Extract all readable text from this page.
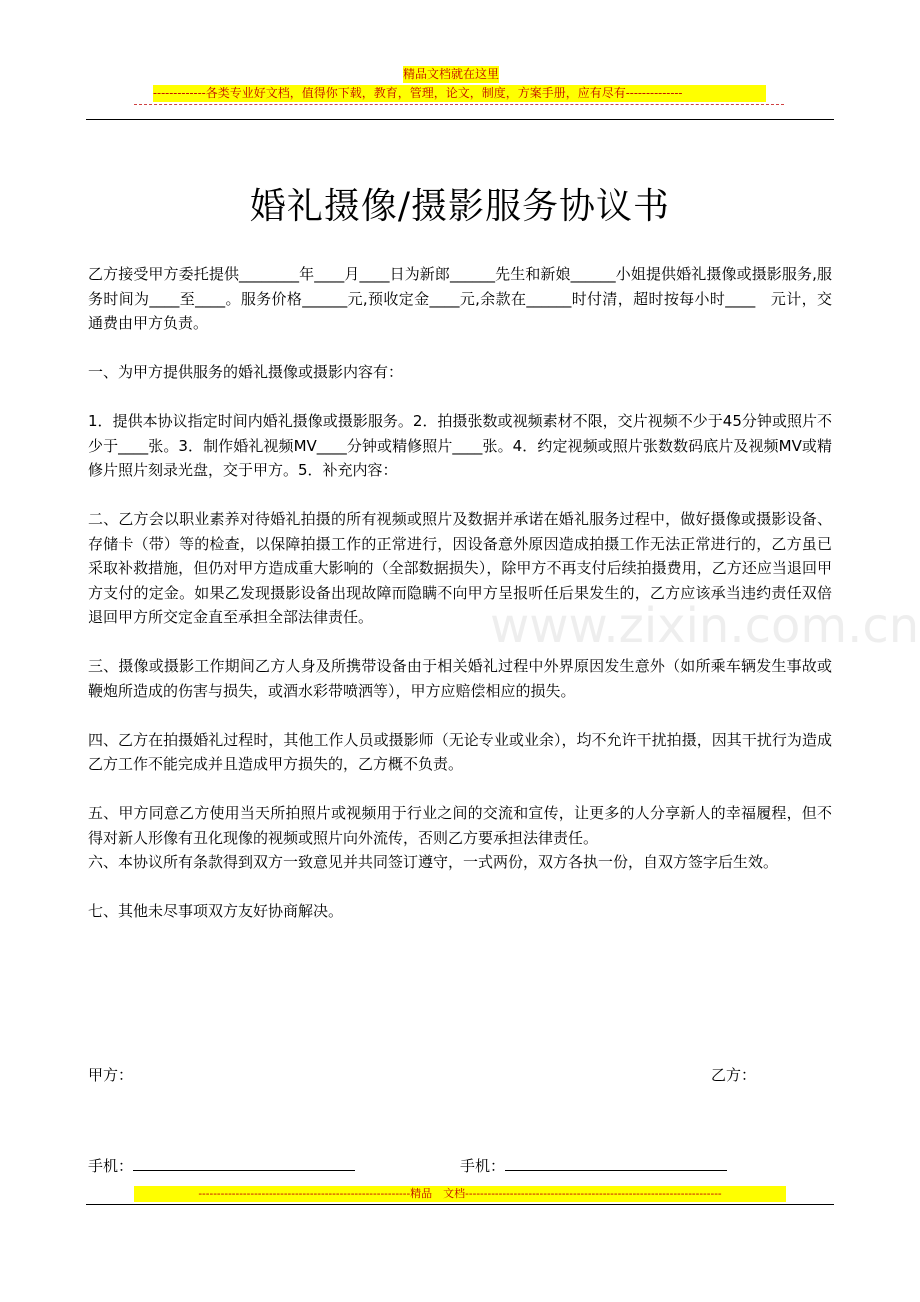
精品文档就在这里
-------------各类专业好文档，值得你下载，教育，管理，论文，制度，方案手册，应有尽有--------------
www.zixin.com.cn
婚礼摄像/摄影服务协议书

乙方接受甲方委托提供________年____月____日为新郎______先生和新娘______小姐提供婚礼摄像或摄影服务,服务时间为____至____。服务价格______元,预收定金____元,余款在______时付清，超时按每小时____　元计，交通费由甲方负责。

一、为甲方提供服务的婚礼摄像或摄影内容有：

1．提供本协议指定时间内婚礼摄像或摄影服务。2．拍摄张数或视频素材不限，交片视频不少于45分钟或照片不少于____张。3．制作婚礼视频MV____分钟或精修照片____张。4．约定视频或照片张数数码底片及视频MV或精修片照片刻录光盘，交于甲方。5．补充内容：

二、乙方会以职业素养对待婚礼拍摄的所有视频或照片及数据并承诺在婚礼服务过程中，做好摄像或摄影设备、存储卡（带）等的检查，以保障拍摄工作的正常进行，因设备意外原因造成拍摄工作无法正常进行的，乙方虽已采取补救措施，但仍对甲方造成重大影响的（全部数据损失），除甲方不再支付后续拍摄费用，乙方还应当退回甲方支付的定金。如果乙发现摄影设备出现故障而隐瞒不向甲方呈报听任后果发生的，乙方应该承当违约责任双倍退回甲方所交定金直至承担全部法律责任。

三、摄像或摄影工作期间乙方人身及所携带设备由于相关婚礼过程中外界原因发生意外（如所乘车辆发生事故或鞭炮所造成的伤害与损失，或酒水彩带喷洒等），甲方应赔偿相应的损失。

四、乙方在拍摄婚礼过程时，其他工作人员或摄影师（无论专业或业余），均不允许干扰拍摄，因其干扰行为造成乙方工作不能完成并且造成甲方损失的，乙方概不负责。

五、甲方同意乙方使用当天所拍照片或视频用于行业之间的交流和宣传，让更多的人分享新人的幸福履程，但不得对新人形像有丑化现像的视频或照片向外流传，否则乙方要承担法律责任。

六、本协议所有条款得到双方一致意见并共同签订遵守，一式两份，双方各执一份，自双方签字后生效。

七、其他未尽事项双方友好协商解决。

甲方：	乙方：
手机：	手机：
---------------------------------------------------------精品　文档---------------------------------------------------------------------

◇ ◇ ◇

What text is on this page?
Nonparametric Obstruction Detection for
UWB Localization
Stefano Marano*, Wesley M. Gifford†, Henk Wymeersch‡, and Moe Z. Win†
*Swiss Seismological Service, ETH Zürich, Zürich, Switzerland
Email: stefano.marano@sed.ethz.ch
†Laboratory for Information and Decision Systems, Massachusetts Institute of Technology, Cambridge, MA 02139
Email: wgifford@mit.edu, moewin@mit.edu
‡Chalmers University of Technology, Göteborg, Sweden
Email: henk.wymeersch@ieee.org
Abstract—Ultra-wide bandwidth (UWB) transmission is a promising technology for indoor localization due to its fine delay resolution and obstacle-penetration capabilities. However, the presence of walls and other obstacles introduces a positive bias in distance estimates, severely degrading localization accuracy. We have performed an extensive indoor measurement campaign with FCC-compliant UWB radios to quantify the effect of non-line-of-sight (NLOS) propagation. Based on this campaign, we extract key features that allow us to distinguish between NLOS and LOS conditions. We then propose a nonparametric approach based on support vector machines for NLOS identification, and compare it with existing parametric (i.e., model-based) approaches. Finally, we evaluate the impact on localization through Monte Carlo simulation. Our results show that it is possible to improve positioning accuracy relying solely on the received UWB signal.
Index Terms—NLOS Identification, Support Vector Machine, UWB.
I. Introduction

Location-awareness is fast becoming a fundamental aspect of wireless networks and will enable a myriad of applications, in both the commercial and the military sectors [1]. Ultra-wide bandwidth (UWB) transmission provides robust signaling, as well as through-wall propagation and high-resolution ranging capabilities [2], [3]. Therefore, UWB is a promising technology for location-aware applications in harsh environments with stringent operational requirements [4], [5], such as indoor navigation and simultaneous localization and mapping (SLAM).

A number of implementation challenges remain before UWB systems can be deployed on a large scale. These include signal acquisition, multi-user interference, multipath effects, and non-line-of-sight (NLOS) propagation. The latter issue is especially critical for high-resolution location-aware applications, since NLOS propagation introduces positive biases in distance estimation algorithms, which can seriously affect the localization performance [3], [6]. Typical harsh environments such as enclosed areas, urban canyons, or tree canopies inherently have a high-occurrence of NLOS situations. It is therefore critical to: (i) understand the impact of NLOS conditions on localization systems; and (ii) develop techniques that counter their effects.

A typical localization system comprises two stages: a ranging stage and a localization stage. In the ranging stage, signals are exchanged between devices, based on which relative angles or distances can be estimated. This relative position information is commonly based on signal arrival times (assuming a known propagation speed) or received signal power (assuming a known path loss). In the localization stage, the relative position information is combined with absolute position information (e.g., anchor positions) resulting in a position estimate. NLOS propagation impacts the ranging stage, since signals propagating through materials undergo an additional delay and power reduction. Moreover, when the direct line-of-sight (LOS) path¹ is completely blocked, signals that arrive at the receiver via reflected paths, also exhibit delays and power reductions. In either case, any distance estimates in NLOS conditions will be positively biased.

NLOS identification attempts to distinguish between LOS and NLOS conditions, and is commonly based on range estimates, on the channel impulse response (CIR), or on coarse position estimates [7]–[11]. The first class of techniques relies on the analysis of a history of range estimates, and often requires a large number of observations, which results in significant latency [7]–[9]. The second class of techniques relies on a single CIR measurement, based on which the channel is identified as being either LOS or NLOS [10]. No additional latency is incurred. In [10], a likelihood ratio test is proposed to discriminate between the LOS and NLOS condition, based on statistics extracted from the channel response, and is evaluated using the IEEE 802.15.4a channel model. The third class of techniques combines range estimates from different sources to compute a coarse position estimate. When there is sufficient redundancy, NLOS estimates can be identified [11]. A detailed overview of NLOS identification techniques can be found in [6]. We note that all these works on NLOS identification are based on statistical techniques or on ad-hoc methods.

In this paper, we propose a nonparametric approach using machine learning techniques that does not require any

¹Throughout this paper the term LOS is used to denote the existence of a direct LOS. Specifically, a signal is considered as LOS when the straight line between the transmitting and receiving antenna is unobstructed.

◇ ◇ ◇

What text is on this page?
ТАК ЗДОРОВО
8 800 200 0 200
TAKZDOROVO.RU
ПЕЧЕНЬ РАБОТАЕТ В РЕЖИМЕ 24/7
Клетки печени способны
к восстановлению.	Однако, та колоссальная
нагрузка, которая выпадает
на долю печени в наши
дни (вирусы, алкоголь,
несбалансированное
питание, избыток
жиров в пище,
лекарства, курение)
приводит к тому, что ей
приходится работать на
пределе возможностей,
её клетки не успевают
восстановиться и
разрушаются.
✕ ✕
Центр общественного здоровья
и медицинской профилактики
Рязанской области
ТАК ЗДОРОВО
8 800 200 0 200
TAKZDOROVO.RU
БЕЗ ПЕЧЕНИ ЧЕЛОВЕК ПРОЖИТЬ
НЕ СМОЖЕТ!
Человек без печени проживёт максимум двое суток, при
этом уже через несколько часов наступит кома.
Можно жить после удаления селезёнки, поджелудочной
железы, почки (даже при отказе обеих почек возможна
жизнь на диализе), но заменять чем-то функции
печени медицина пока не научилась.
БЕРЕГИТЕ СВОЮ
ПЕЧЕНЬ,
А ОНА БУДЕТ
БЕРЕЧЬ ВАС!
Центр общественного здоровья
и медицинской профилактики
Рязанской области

◇ ◇ ◇

■ INSTRUCTIONS FOR THE TASK
Pull out all lines containing the word "ПЕЧЕНЬ" from the entries above.

■ TASK RESPONSE
ПЕЧЕНЬ РАБОТАЕТ В РЕЖИМЕ 24/7
ПЕЧЕНЬ,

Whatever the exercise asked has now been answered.